Extract each line holding the word "caption" from the entries.

-- START OF Extracted data --

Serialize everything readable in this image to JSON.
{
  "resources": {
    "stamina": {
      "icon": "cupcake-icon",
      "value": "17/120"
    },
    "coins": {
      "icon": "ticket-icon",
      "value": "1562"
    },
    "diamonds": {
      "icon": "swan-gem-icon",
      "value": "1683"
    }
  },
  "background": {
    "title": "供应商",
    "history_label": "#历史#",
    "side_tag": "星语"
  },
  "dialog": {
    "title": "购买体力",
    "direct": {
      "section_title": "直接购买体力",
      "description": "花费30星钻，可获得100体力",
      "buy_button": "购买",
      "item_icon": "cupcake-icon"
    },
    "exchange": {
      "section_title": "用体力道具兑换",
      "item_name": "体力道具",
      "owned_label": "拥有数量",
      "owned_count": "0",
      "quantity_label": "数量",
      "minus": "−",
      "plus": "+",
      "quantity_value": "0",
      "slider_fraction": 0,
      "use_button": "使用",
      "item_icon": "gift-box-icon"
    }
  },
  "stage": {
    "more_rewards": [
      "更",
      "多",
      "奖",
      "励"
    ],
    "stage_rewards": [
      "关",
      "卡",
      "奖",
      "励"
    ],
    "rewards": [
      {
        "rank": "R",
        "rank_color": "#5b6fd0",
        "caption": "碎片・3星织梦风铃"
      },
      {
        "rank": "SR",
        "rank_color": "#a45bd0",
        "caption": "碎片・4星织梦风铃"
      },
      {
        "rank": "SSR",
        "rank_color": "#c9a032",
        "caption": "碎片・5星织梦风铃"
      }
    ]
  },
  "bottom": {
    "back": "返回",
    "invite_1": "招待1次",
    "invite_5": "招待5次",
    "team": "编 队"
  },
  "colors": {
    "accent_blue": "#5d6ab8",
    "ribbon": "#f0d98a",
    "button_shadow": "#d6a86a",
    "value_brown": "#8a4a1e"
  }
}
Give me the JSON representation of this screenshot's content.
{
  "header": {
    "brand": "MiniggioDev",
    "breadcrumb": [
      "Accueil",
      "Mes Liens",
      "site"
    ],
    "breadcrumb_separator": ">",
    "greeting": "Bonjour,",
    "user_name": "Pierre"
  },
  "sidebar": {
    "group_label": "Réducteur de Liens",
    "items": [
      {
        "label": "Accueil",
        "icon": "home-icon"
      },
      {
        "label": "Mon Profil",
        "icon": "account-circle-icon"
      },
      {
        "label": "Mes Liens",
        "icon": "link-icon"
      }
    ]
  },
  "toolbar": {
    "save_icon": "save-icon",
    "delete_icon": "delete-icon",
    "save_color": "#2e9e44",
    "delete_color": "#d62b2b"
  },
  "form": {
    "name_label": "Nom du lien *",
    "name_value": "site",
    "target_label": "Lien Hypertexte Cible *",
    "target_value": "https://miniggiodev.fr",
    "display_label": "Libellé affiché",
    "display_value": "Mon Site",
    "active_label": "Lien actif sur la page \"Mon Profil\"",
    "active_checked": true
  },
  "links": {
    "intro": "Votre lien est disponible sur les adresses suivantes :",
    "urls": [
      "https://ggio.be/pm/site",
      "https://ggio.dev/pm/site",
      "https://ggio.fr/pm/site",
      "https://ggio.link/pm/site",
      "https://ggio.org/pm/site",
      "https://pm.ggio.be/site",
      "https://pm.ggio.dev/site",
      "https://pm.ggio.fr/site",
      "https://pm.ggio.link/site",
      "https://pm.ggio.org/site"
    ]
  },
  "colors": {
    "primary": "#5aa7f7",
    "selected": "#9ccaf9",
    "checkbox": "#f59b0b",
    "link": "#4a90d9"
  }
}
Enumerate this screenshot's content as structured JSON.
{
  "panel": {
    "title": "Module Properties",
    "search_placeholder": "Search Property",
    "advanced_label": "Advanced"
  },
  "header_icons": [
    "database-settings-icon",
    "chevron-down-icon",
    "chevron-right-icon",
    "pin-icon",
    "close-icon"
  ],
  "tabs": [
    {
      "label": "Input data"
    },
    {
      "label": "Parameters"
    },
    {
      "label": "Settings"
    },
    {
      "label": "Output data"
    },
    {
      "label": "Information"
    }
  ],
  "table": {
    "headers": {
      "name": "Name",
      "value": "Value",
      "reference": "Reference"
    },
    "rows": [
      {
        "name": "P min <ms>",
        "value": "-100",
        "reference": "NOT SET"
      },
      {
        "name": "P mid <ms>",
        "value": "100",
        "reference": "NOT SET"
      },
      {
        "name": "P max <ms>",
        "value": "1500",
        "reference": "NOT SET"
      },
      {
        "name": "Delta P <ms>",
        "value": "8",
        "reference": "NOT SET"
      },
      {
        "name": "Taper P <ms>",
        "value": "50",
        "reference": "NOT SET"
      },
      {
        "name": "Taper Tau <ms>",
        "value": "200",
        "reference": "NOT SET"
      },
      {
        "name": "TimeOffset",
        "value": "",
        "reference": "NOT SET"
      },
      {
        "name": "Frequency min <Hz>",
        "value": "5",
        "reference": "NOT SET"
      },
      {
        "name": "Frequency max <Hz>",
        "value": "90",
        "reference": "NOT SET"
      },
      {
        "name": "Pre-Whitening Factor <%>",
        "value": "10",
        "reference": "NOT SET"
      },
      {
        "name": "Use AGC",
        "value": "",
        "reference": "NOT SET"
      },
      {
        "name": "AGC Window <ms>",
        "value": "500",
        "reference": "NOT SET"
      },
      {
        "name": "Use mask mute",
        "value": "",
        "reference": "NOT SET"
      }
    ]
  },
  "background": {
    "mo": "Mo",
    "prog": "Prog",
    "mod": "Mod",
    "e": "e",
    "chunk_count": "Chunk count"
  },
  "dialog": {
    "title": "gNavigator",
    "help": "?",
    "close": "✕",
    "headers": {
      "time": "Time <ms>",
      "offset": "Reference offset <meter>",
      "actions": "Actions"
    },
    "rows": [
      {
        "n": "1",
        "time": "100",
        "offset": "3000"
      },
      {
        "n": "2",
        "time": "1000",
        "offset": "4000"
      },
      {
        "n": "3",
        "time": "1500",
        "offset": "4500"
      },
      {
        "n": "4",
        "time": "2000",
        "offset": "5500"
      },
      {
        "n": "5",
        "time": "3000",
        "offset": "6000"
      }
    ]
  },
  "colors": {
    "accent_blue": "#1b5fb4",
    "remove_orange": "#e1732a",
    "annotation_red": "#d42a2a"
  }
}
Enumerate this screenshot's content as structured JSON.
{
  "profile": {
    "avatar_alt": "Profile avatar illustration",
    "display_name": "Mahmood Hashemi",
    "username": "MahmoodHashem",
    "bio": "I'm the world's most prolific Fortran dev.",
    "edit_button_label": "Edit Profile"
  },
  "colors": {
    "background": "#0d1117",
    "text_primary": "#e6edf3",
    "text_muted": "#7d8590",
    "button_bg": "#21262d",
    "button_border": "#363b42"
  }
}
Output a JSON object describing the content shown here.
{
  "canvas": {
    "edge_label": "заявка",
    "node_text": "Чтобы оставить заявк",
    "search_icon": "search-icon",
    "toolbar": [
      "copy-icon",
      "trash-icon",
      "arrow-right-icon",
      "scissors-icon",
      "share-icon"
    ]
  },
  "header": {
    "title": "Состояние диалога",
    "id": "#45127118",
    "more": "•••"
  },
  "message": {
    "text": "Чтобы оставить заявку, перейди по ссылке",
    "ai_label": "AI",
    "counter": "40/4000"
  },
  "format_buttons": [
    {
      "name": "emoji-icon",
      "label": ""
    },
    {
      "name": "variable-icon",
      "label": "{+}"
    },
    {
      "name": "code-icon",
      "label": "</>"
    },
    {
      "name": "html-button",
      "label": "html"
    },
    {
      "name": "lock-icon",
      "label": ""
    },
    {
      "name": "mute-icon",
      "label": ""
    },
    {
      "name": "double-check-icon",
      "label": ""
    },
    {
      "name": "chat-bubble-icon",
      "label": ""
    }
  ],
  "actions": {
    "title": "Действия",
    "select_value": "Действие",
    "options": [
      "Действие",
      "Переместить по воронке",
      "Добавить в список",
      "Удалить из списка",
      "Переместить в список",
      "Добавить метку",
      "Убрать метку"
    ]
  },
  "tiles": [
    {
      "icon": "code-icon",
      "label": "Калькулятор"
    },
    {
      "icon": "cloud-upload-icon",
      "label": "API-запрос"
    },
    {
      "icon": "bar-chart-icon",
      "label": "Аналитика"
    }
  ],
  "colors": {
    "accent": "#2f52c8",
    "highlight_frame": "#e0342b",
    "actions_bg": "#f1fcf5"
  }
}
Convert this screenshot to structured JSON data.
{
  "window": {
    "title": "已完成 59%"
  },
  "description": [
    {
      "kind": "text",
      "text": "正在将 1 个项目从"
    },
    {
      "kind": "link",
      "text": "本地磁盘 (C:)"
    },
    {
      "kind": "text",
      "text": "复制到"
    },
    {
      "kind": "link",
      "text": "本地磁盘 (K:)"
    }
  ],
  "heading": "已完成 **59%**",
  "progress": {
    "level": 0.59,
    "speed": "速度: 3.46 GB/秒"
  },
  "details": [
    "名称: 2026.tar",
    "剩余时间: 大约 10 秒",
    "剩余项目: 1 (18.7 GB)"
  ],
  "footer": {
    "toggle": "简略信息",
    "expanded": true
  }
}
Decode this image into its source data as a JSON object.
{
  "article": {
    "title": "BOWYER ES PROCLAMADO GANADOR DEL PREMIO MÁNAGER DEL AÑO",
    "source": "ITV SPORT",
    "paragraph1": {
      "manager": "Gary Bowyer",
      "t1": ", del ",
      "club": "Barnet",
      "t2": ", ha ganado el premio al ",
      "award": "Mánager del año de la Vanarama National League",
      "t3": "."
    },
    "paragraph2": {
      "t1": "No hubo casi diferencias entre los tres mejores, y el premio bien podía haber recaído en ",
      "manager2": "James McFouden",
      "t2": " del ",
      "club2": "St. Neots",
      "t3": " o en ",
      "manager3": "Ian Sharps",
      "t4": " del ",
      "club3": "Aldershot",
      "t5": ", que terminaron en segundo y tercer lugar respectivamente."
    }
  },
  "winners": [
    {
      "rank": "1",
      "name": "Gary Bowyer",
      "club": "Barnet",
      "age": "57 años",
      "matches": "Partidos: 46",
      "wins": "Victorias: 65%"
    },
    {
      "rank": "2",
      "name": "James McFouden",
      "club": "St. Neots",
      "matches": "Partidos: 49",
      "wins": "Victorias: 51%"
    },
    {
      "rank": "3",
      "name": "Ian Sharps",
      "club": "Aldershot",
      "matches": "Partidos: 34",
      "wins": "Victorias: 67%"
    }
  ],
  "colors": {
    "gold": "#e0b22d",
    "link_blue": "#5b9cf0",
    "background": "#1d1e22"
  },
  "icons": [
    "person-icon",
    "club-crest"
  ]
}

-- END OF Extracted data --

### [In response]
        "caption": "碎片・3星织梦风铃"
        "caption": "碎片・4星织梦风铃"
        "caption": "碎片・5星织梦风铃"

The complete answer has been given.